#### Objective
Rewrite the lines from the start through the line containing "201, 107, 213]", with "Bar" replaced by "Rectangle" and nothing else changed.

[Entries taken from a collection]

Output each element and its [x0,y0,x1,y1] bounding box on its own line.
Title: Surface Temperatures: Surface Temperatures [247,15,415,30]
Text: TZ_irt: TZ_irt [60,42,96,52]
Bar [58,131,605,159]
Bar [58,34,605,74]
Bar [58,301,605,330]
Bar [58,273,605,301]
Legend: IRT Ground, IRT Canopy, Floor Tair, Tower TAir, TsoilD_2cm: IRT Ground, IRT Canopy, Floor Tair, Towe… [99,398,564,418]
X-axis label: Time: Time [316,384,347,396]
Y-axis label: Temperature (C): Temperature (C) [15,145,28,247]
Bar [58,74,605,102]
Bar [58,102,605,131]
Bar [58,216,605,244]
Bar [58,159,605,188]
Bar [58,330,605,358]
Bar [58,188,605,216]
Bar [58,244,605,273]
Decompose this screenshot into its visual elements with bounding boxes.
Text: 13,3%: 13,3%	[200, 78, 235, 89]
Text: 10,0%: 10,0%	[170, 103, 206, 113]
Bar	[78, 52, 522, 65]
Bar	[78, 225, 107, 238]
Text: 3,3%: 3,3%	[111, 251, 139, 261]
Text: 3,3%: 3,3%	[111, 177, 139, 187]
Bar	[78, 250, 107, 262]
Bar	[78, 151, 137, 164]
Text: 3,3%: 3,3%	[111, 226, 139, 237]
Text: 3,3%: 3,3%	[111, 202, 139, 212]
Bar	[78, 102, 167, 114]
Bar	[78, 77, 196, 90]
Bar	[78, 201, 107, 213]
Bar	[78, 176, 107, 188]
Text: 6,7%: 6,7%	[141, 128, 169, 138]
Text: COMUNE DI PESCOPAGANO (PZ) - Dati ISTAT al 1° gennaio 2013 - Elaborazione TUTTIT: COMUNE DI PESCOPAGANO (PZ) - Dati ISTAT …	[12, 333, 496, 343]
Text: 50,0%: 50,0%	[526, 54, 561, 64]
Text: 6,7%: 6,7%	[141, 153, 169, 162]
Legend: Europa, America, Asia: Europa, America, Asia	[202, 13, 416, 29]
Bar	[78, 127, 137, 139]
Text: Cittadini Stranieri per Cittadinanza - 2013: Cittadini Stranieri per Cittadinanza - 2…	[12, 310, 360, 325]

#### Answer to the task
Output each element and its [x0,y0,x1,y1] bounding box on its own line.
Title: Surface Temperatures: Surface Temperatures [247,15,415,30]
Text: TZ_irt: TZ_irt [60,42,96,52]
Rectangle [58,131,605,159]
Rectangle [58,34,605,74]
Rectangle [58,301,605,330]
Rectangle [58,273,605,301]
Legend: IRT Ground, IRT Canopy, Floor Tair, Tower TAir, TsoilD_2cm: IRT Ground, IRT Canopy, Floor Tair, Towe… [99,398,564,418]
X-axis label: Time: Time [316,384,347,396]
Y-axis label: Temperature (C): Temperature (C) [15,145,28,247]
Rectangle [58,74,605,102]
Rectangle [58,102,605,131]
Rectangle [58,216,605,244]
Rectangle [58,159,605,188]
Rectangle [58,330,605,358]
Rectangle [58,188,605,216]
Rectangle [58,244,605,273]
Decompose this screenshot into its visual elements with bounding boxes.
Text: 13,3%: 13,3%	[200, 78, 235, 89]
Text: 10,0%: 10,0%	[170, 103, 206, 113]
Rectangle	[78, 52, 522, 65]
Rectangle	[78, 225, 107, 238]
Text: 3,3%: 3,3%	[111, 251, 139, 261]
Text: 3,3%: 3,3%	[111, 177, 139, 187]
Rectangle	[78, 250, 107, 262]
Rectangle	[78, 151, 137, 164]
Text: 3,3%: 3,3%	[111, 226, 139, 237]
Text: 3,3%: 3,3%	[111, 202, 139, 212]
Rectangle	[78, 102, 167, 114]
Rectangle	[78, 77, 196, 90]
Rectangle	[78, 201, 107, 213]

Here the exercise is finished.